→ WRITTEN EXERCISE
Say how many lines contain "help"; the answer is the number alone.

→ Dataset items
⁂

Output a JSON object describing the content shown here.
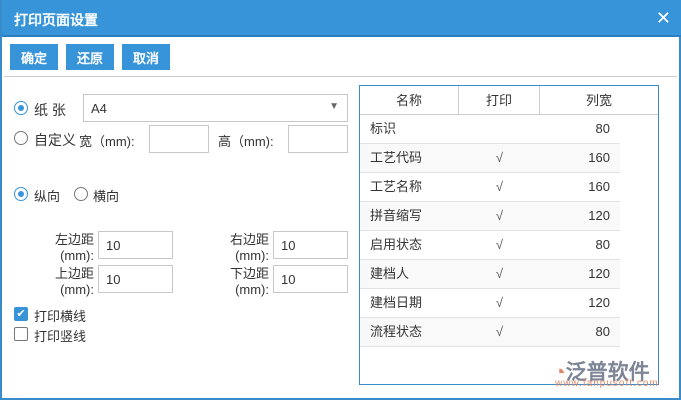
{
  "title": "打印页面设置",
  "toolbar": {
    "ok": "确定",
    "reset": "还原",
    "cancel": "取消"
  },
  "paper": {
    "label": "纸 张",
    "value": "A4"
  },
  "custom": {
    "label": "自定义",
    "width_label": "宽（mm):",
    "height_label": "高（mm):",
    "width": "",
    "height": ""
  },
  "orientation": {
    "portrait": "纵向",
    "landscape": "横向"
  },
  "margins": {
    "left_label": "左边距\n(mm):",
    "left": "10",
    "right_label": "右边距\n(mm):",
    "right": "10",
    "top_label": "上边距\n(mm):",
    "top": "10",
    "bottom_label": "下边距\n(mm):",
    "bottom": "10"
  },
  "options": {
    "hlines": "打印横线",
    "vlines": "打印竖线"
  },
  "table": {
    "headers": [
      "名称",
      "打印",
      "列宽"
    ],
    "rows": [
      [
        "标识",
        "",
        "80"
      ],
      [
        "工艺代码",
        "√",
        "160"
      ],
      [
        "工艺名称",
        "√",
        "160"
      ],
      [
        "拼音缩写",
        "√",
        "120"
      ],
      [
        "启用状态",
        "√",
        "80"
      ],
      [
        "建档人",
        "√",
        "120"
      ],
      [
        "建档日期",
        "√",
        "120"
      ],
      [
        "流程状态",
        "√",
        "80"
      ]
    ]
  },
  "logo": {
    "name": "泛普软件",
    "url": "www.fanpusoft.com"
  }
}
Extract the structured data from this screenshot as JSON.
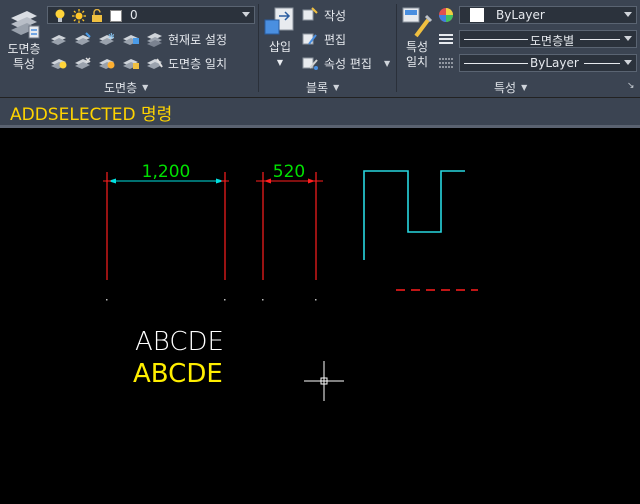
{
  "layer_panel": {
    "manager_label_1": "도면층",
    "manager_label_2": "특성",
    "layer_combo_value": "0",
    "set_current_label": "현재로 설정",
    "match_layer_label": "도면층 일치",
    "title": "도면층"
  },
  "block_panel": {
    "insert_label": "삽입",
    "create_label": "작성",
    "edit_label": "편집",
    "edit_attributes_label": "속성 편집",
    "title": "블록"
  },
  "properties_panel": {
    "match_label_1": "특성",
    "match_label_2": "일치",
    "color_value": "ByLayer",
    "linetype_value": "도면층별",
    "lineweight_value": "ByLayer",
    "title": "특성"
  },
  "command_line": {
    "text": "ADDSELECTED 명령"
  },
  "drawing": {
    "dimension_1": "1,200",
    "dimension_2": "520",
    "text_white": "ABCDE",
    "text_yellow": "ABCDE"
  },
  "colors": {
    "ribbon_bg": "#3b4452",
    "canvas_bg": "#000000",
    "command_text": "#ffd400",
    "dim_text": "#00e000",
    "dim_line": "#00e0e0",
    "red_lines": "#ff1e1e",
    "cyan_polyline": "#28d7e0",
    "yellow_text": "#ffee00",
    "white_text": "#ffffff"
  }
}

⁂

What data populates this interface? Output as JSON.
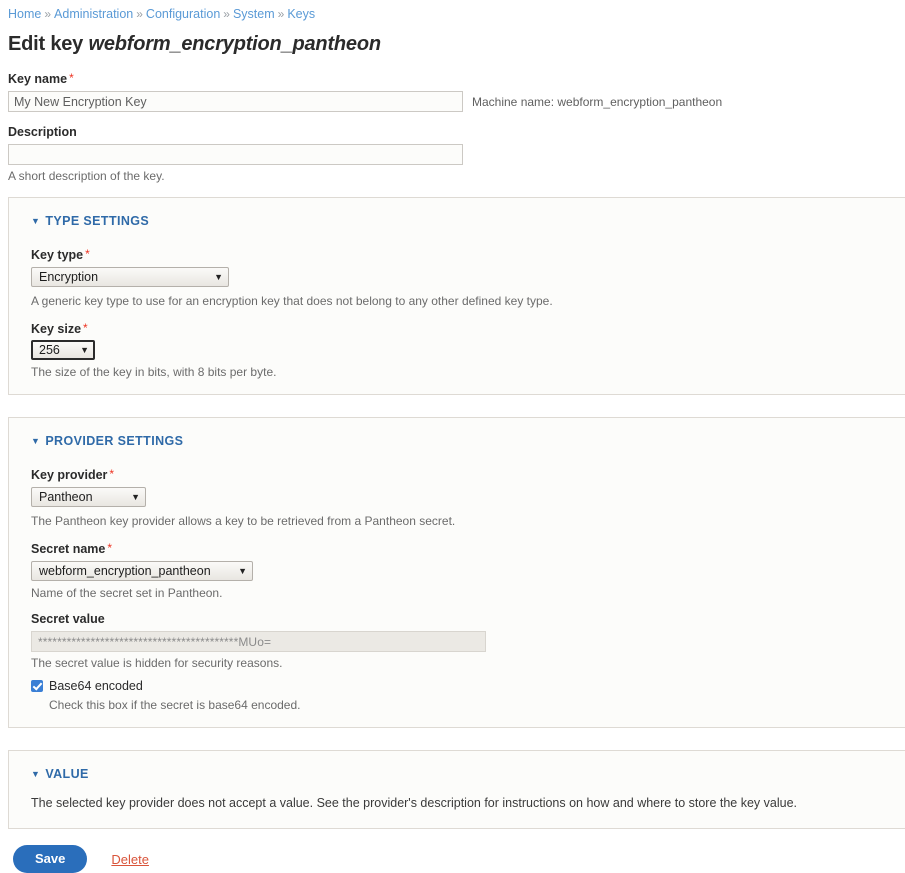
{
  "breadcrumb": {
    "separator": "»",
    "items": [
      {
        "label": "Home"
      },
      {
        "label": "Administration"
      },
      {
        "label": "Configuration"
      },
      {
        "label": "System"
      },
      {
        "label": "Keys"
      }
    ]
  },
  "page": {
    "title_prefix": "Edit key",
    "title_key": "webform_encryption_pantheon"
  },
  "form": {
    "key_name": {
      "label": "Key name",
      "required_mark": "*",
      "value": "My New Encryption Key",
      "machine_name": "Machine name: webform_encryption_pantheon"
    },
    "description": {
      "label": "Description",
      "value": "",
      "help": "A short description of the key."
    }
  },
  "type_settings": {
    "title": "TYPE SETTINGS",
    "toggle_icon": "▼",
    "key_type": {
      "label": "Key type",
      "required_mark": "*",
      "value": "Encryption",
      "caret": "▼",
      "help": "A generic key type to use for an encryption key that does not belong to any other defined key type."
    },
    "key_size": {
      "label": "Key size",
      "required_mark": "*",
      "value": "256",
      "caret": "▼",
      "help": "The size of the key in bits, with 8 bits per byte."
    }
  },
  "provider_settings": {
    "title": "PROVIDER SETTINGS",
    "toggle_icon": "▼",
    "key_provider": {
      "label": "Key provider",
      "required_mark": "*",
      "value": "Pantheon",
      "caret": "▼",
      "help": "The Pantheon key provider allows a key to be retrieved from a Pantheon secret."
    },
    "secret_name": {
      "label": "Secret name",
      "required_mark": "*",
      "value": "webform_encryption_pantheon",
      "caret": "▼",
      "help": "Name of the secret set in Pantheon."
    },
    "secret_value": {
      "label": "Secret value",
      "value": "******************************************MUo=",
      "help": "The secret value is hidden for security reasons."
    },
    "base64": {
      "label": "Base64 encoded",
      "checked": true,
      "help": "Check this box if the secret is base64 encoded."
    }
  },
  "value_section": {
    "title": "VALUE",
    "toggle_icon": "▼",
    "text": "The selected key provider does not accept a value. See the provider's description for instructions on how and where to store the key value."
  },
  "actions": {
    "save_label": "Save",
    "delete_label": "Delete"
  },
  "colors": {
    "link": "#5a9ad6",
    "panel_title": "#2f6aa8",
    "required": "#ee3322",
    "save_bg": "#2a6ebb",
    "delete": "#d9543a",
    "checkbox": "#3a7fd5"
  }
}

⁂

→ RESPONSE TO THE EXERCISE
7